**WHAT THE EXERCISE ASKS**. Pictures do not belong in the copy; quote every entry below exactly.

Records from a collection of figures

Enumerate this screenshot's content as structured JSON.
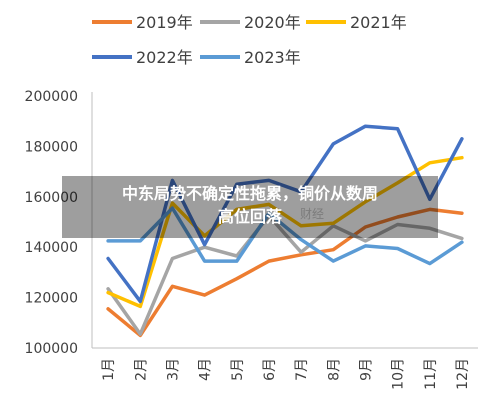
{
  "chart_data": {
    "type": "line",
    "categories": [
      "1月",
      "2月",
      "3月",
      "4月",
      "5月",
      "6月",
      "7月",
      "8月",
      "9月",
      "10月",
      "11月",
      "12月"
    ],
    "yticks": [
      "100000",
      "120000",
      "140000",
      "160000",
      "180000",
      "200000"
    ],
    "ylim": [
      100000,
      200000
    ],
    "legend_position": "top",
    "grid": false,
    "series": [
      {
        "name": "2019年",
        "color": "#ED7D31",
        "values": [
          115500,
          105000,
          124500,
          121000,
          127500,
          134500,
          137000,
          139000,
          148000,
          152000,
          155000,
          153500
        ]
      },
      {
        "name": "2020年",
        "color": "#A5A5A5",
        "values": [
          123500,
          105500,
          135500,
          140000,
          136500,
          152500,
          138000,
          148500,
          142500,
          149000,
          147500,
          143500
        ]
      },
      {
        "name": "2021年",
        "color": "#FFC000",
        "values": [
          122000,
          116500,
          157500,
          144500,
          155000,
          157000,
          148500,
          149500,
          158000,
          165500,
          173500,
          175500
        ]
      },
      {
        "name": "2022年",
        "color": "#4472C4",
        "values": [
          135500,
          118500,
          166500,
          141000,
          165000,
          166500,
          162000,
          181000,
          188000,
          187000,
          159000,
          183000
        ]
      },
      {
        "name": "2023年",
        "color": "#5B9BD5",
        "values": [
          142500,
          142500,
          155500,
          134500,
          134500,
          153500,
          143000,
          134500,
          140500,
          139500,
          133500,
          142000
        ]
      }
    ]
  },
  "overlay": {
    "line1": "中东局势不确定性拖累，铜价从数周",
    "line2": "高位回落"
  },
  "watermark": "财经"
}
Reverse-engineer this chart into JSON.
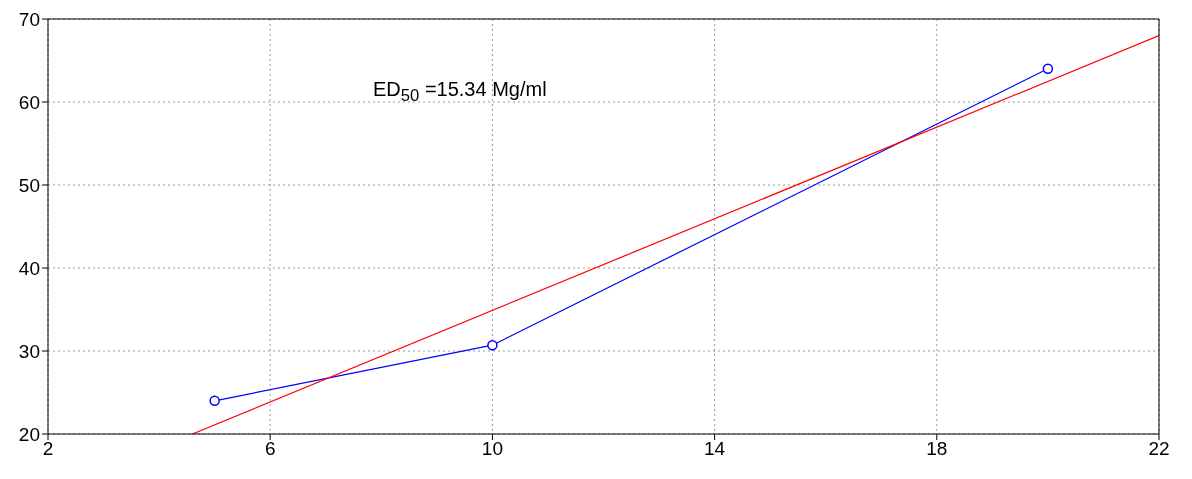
{
  "chart_data": {
    "type": "line",
    "annotations": [
      "ED$_{50}$ =15.34 Mg/ml"
    ],
    "xlim": [
      2,
      22
    ],
    "xticks": [
      2,
      6,
      10,
      14,
      18,
      22
    ],
    "ylim": [
      20,
      70
    ],
    "yticks": [
      20,
      30,
      40,
      50,
      60,
      70
    ],
    "grid": true,
    "series": [
      {
        "color": "#0000ff",
        "x": [
          5,
          10,
          20
        ],
        "values": [
          24,
          30.7,
          64
        ],
        "marker": "circle"
      },
      {
        "color": "#ff0000",
        "x": [
          4.6,
          22
        ],
        "values": [
          20,
          68
        ],
        "marker": "none"
      }
    ]
  }
}
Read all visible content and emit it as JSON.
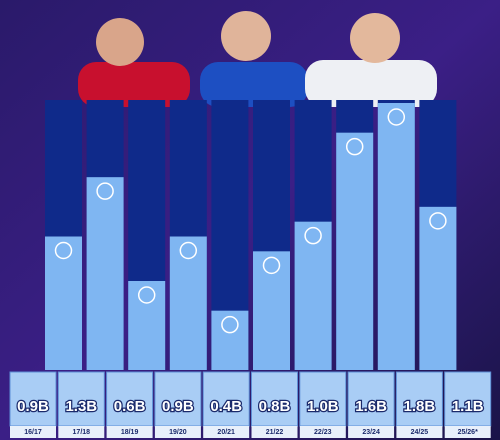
{
  "chart_data": {
    "type": "bar",
    "categories": [
      "16/17",
      "17/18",
      "18/19",
      "19/20",
      "20/21",
      "21/22",
      "22/23",
      "23/24",
      "24/25",
      "25/26*"
    ],
    "values": [
      0.9,
      1.3,
      0.6,
      0.9,
      0.4,
      0.8,
      1.0,
      1.6,
      1.8,
      1.1
    ],
    "value_labels": [
      "0.9B",
      "1.3B",
      "0.6B",
      "0.9B",
      "0.4B",
      "0.8B",
      "1.0B",
      "1.6B",
      "1.8B",
      "1.1B"
    ],
    "color": "#7fb6f2"
  }
}
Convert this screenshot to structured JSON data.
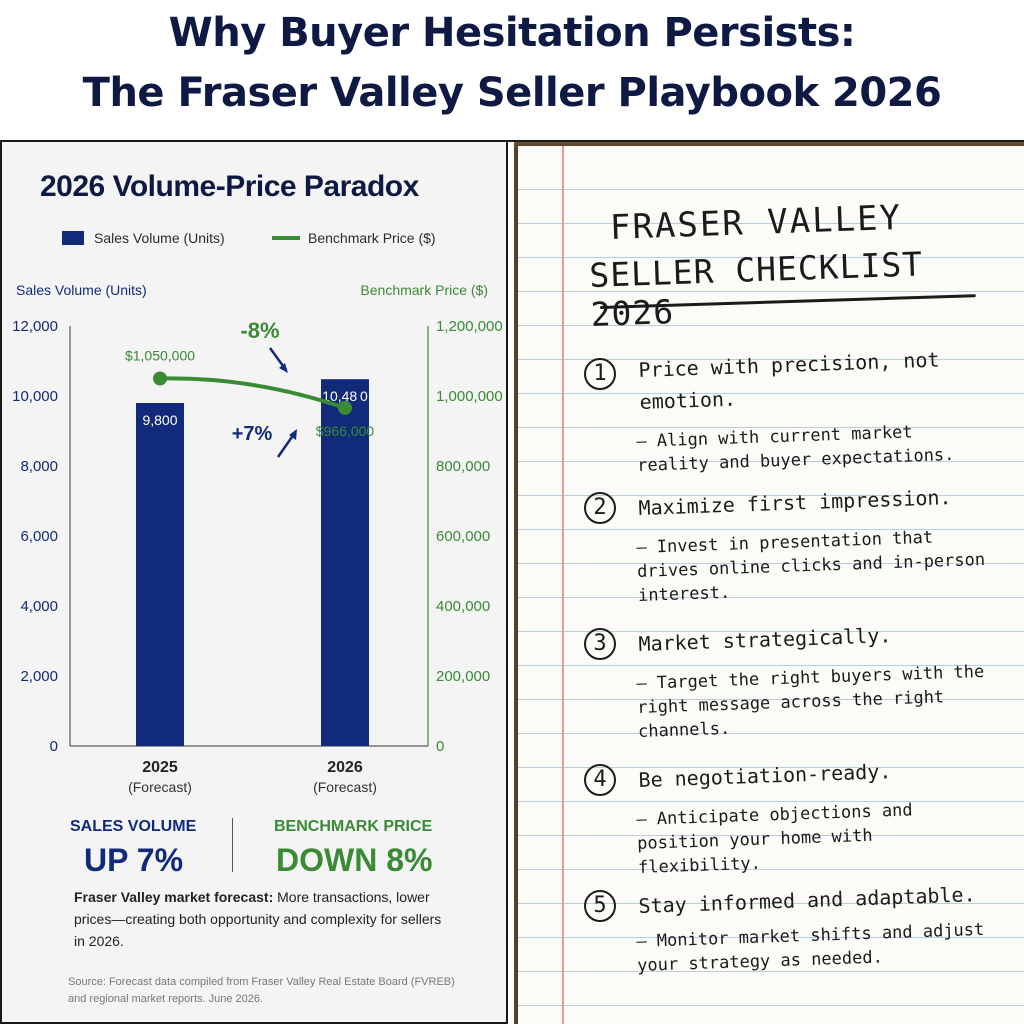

**WRITTEN SOLUTION**.
Enumerate this screenshot's content as structured JSON.
{
  "chart_data": {
    "type": "line",
    "categories": [
      "1月",
      "2月",
      "3月",
      "4月",
      "5月",
      "6月",
      "7月",
      "8月",
      "9月",
      "10月",
      "11月",
      "12月"
    ],
    "yticks": [
      "100000",
      "120000",
      "140000",
      "160000",
      "180000",
      "200000"
    ],
    "ylim": [
      100000,
      200000
    ],
    "legend_position": "top",
    "grid": false,
    "series": [
      {
        "name": "2019年",
        "color": "#ED7D31",
        "values": [
          115500,
          105000,
          124500,
          121000,
          127500,
          134500,
          137000,
          139000,
          148000,
          152000,
          155000,
          153500
        ]
      },
      {
        "name": "2020年",
        "color": "#A5A5A5",
        "values": [
          123500,
          105500,
          135500,
          140000,
          136500,
          152500,
          138000,
          148500,
          142500,
          149000,
          147500,
          143500
        ]
      },
      {
        "name": "2021年",
        "color": "#FFC000",
        "values": [
          122000,
          116500,
          157500,
          144500,
          155000,
          157000,
          148500,
          149500,
          158000,
          165500,
          173500,
          175500
        ]
      },
      {
        "name": "2022年",
        "color": "#4472C4",
        "values": [
          135500,
          118500,
          166500,
          141000,
          165000,
          166500,
          162000,
          181000,
          188000,
          187000,
          159000,
          183000
        ]
      },
      {
        "name": "2023年",
        "color": "#5B9BD5",
        "values": [
          142500,
          142500,
          155500,
          134500,
          134500,
          153500,
          143000,
          134500,
          140500,
          139500,
          133500,
          142000
        ]
      }
    ]
  },
  "overlay": {
    "line1": "中东局势不确定性拖累，铜价从数周",
    "line2": "高位回落"
  },
  "watermark": "财经"
}
Reverse-engineer this chart into JSON.
{
  "chart_data": {
    "type": "line",
    "annotations": [
      "ED$_{50}$ =15.34 Mg/ml"
    ],
    "xlim": [
      2,
      22
    ],
    "xticks": [
      2,
      6,
      10,
      14,
      18,
      22
    ],
    "ylim": [
      20,
      70
    ],
    "yticks": [
      20,
      30,
      40,
      50,
      60,
      70
    ],
    "grid": true,
    "series": [
      {
        "color": "#0000ff",
        "x": [
          5,
          10,
          20
        ],
        "values": [
          24,
          30.7,
          64
        ],
        "marker": "circle"
      },
      {
        "color": "#ff0000",
        "x": [
          4.6,
          22
        ],
        "values": [
          20,
          68
        ],
        "marker": "none"
      }
    ]
  }
}
Read all visible content and emit it as JSON.
{
  "chart_data": {
    "type": "bar",
    "categories": [
      "16/17",
      "17/18",
      "18/19",
      "19/20",
      "20/21",
      "21/22",
      "22/23",
      "23/24",
      "24/25",
      "25/26*"
    ],
    "values": [
      0.9,
      1.3,
      0.6,
      0.9,
      0.4,
      0.8,
      1.0,
      1.6,
      1.8,
      1.1
    ],
    "value_labels": [
      "0.9B",
      "1.3B",
      "0.6B",
      "0.9B",
      "0.4B",
      "0.8B",
      "1.0B",
      "1.6B",
      "1.8B",
      "1.1B"
    ],
    "color": "#7fb6f2"
  }
}
Convert this screenshot to structured JSON data.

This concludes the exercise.